Task goal ▸
Review the listing and copy each line that holds the word "check".

Information given ▸

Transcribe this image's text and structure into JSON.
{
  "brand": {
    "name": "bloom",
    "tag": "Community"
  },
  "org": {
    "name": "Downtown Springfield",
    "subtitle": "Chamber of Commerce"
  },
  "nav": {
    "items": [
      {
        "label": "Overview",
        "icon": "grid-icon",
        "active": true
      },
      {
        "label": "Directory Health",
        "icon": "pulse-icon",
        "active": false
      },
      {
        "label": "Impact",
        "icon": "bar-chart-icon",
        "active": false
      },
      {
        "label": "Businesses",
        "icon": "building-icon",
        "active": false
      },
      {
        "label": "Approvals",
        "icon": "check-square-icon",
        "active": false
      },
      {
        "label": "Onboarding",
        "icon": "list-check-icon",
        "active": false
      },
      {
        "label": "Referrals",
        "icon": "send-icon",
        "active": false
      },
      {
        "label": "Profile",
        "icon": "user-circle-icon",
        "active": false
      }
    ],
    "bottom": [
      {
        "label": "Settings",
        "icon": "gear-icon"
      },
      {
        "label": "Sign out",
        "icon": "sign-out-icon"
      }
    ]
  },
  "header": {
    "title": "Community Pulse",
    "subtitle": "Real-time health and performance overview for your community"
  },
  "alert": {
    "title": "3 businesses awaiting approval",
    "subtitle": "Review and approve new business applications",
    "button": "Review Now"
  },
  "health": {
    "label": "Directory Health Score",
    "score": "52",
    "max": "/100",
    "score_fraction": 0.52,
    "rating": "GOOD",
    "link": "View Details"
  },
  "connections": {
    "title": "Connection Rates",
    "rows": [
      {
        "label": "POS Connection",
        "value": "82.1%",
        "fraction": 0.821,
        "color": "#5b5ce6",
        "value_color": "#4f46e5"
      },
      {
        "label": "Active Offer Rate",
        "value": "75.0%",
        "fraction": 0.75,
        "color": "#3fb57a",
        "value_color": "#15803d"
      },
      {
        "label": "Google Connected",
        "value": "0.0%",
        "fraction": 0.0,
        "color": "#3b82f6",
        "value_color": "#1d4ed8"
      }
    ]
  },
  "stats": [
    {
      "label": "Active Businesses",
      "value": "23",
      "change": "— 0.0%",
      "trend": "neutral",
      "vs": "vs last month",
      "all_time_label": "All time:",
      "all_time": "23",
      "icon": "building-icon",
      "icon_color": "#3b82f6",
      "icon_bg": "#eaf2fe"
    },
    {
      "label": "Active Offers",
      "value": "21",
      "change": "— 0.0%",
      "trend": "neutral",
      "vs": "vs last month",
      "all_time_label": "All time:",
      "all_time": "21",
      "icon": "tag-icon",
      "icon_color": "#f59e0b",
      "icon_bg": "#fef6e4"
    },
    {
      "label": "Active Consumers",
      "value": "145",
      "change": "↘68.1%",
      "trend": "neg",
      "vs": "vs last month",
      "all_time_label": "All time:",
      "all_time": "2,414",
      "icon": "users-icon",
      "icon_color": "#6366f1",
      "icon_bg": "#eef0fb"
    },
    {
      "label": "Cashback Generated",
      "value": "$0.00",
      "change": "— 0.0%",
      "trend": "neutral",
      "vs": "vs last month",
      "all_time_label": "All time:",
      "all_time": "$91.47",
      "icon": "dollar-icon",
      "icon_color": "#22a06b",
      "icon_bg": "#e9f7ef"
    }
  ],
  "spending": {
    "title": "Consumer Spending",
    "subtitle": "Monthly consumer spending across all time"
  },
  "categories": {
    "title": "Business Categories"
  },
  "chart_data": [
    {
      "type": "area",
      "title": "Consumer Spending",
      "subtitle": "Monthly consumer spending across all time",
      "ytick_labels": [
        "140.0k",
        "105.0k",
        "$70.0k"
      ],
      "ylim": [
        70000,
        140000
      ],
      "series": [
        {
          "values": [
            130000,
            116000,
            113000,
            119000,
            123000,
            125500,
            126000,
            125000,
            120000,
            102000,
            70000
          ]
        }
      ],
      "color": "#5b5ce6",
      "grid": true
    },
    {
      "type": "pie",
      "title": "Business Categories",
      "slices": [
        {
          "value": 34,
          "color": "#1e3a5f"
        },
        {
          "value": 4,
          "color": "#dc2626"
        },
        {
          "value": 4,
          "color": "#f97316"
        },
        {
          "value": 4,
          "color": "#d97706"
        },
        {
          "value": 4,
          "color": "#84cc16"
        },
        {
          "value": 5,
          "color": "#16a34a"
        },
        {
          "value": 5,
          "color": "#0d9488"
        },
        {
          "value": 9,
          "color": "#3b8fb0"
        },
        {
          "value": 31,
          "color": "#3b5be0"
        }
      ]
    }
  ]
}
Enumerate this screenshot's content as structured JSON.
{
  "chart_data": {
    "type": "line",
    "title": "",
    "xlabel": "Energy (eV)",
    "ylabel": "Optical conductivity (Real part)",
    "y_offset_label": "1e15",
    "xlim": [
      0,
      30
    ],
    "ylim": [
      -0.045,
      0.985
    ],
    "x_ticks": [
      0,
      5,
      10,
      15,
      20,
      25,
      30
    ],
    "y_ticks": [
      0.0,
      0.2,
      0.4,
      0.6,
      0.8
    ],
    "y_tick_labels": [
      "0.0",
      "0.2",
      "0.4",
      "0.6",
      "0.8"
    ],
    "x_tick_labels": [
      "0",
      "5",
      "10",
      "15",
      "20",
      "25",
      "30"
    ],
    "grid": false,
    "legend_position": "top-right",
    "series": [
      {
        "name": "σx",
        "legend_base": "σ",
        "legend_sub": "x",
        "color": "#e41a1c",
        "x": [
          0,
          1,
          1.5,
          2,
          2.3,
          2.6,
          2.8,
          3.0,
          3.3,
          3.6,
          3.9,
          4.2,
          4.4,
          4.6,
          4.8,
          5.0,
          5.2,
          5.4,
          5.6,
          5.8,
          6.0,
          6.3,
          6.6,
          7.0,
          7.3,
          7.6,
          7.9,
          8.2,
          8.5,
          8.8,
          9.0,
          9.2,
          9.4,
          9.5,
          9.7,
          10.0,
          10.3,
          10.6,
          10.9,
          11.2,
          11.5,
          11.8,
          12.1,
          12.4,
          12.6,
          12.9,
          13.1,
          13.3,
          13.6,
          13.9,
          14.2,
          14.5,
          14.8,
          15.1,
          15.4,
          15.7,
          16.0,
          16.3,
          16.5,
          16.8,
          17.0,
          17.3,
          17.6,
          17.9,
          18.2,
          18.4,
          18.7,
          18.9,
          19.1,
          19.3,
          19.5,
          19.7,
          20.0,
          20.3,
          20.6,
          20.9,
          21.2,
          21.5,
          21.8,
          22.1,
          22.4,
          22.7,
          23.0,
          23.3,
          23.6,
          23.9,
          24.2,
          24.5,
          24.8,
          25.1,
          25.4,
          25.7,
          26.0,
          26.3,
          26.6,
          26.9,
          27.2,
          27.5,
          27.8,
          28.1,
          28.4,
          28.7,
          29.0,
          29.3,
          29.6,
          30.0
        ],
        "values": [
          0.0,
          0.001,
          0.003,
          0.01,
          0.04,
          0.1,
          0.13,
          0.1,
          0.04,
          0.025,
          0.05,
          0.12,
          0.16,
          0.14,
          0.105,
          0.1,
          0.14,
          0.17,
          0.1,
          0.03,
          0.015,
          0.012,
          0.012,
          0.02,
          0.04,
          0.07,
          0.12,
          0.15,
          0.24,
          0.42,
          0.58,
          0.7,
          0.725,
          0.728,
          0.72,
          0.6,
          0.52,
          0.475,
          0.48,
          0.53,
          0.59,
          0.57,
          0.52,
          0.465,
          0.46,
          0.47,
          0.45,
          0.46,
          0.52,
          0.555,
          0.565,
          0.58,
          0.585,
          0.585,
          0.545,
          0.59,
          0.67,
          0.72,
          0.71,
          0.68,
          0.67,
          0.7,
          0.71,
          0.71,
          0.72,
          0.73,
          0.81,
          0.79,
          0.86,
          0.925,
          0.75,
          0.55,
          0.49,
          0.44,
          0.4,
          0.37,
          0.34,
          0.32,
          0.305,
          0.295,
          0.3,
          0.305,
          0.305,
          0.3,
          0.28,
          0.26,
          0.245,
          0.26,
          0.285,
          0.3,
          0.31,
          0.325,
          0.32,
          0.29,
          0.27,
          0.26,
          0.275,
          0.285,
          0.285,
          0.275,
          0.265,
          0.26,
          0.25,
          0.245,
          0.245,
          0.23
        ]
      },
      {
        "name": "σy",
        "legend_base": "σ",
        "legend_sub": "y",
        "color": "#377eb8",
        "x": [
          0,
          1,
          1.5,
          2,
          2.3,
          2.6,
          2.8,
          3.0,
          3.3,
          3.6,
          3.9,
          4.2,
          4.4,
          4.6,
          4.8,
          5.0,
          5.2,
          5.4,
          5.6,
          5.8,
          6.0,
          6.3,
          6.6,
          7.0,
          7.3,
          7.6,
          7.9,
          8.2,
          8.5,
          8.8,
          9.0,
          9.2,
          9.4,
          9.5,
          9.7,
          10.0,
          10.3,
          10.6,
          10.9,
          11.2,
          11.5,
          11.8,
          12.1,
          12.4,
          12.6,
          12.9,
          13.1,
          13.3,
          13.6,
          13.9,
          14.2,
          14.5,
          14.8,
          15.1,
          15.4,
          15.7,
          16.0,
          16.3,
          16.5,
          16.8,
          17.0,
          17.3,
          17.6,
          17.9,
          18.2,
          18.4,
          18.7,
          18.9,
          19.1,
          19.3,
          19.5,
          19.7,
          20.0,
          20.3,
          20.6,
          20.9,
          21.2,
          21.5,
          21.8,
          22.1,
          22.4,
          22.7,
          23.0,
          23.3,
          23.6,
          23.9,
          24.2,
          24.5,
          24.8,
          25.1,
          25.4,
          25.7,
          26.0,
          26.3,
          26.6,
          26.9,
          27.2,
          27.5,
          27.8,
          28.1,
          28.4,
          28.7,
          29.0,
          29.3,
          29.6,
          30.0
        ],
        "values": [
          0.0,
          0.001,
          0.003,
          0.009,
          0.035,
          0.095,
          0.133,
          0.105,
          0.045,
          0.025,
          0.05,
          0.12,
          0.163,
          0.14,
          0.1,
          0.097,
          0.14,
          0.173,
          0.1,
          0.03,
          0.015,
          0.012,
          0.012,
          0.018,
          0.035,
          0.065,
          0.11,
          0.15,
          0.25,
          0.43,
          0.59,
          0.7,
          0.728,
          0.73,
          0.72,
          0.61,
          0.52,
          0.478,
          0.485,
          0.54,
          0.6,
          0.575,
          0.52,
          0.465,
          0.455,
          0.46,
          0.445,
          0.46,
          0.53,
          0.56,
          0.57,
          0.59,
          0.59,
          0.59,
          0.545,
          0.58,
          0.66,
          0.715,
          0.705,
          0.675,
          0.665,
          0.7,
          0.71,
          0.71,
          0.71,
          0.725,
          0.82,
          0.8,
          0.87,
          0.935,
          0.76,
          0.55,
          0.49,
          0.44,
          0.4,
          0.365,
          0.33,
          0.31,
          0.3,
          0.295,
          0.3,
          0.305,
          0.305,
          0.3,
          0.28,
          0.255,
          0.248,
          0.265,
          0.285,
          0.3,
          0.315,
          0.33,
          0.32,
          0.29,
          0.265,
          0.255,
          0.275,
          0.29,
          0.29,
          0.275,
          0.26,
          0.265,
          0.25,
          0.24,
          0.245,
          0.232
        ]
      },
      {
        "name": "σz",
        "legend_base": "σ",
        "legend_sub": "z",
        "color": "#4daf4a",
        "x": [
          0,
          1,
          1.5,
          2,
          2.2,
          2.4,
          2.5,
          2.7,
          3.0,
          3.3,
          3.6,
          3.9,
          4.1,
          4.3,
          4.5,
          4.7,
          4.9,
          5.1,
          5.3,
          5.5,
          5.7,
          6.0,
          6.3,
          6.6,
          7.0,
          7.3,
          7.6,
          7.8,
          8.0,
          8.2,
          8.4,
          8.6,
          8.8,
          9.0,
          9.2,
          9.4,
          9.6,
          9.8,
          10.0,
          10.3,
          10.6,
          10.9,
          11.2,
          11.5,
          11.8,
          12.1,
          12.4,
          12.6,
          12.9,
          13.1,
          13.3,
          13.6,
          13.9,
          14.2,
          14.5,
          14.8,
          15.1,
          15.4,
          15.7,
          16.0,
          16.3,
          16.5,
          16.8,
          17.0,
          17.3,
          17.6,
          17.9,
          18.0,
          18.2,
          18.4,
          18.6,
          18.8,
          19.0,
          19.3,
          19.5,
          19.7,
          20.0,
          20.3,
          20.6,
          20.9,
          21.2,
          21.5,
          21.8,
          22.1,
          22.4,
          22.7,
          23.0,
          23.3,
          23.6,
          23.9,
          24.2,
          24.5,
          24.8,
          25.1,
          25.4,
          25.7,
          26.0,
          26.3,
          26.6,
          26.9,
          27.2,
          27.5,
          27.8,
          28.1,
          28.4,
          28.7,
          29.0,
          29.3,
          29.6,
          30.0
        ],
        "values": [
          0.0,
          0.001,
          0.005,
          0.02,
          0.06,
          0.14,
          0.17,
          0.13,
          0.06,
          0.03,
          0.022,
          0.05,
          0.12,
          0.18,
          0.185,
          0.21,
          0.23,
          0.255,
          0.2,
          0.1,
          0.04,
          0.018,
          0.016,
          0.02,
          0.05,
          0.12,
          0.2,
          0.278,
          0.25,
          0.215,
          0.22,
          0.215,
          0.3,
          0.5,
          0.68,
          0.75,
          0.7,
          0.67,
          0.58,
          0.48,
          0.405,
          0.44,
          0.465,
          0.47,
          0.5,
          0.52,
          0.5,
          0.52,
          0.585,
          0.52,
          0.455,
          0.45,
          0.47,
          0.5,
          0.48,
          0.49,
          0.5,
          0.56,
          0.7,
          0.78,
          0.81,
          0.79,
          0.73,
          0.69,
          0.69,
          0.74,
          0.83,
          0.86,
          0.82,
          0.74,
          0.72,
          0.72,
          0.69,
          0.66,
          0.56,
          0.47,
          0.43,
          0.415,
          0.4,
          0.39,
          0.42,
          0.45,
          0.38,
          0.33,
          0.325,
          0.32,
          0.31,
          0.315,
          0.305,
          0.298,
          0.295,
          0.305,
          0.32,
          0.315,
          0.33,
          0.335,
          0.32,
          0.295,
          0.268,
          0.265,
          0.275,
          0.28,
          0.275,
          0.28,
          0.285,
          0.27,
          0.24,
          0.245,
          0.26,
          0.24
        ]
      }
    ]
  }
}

Output for this task ▸
        "icon": "check-square-icon",
        "icon": "list-check-icon",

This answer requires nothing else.